» **Stored records**

+-------+

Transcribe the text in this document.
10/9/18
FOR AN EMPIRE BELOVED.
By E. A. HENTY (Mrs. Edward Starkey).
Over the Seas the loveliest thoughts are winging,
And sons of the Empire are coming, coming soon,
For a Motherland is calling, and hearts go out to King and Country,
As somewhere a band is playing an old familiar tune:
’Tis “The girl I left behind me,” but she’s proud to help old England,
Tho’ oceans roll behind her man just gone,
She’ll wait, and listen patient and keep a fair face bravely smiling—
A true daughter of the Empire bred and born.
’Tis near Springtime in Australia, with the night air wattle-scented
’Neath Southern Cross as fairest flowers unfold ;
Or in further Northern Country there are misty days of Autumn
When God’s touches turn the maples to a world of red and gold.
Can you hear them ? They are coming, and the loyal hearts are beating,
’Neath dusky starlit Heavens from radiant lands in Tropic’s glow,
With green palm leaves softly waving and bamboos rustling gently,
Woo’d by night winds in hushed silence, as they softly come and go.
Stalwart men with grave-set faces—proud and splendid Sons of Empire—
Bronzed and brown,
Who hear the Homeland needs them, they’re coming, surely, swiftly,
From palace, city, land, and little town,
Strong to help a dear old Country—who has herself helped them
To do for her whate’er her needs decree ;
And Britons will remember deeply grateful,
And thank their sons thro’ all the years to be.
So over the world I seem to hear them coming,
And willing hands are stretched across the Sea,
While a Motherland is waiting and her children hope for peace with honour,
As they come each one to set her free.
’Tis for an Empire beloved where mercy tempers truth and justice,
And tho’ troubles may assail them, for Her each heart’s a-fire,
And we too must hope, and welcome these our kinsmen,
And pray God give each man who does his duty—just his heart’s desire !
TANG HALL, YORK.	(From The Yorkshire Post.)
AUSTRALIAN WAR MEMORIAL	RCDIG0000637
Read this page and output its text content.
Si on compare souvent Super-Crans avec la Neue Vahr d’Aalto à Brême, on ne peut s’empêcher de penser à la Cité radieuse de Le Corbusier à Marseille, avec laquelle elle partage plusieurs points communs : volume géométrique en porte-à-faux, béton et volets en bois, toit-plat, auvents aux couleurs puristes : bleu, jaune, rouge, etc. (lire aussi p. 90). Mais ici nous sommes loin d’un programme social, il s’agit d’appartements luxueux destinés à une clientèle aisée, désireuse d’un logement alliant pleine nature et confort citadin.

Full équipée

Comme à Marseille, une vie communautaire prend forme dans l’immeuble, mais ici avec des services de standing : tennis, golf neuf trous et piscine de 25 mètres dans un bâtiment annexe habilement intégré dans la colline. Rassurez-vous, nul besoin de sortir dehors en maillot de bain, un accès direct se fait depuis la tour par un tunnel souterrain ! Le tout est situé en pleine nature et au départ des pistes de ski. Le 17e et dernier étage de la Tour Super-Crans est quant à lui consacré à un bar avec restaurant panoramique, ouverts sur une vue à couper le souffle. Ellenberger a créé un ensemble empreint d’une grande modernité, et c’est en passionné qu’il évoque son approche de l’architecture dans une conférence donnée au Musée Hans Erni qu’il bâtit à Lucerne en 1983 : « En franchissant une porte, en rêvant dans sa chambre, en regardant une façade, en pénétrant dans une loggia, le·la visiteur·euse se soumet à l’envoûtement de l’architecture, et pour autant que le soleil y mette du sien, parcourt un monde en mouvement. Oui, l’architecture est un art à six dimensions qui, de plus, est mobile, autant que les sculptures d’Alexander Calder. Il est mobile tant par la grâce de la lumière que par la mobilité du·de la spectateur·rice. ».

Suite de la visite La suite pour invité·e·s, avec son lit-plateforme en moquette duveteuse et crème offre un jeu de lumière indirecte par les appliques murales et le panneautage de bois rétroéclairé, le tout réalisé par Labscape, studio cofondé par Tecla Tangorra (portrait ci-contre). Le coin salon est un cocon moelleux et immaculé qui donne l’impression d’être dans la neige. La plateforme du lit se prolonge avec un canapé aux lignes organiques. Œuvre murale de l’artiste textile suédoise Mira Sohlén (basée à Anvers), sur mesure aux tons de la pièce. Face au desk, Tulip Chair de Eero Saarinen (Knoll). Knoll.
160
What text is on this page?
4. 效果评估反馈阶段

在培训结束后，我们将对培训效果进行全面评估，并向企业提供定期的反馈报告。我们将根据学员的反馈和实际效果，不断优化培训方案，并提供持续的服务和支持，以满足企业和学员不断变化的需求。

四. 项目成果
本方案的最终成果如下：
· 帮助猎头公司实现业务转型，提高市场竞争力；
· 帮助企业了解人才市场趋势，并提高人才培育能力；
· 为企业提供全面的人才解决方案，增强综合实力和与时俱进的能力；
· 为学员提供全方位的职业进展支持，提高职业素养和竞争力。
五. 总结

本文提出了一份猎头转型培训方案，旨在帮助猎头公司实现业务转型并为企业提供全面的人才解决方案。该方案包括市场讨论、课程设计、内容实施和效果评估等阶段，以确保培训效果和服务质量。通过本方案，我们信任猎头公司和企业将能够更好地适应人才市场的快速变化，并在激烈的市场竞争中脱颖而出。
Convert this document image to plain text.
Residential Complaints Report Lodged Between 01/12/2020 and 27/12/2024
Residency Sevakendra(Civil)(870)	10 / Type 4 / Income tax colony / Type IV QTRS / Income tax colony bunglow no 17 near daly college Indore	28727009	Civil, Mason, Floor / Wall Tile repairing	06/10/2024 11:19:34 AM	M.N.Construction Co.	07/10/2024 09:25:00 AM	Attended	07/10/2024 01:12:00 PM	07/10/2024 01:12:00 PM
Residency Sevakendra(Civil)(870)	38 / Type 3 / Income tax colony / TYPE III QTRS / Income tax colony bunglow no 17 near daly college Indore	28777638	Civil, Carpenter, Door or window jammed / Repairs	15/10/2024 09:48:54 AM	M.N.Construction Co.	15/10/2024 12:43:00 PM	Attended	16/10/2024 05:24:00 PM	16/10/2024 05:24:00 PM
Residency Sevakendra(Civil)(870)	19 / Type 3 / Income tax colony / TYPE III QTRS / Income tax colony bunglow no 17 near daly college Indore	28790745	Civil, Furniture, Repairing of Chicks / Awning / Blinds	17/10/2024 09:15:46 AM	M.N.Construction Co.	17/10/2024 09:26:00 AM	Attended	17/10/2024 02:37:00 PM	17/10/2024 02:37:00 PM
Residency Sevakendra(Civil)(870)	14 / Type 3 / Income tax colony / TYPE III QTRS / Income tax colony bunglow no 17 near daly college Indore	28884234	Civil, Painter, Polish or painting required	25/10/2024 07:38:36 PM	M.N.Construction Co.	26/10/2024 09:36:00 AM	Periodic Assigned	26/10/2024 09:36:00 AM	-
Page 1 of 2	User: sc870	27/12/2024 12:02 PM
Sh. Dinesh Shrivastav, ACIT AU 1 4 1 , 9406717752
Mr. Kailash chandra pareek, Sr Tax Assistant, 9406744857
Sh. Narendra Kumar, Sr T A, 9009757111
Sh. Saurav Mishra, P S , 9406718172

+-------+

» **Exercise brief**
Report only the number of lines in the listing that contain the word "Country".

» **Full response**
3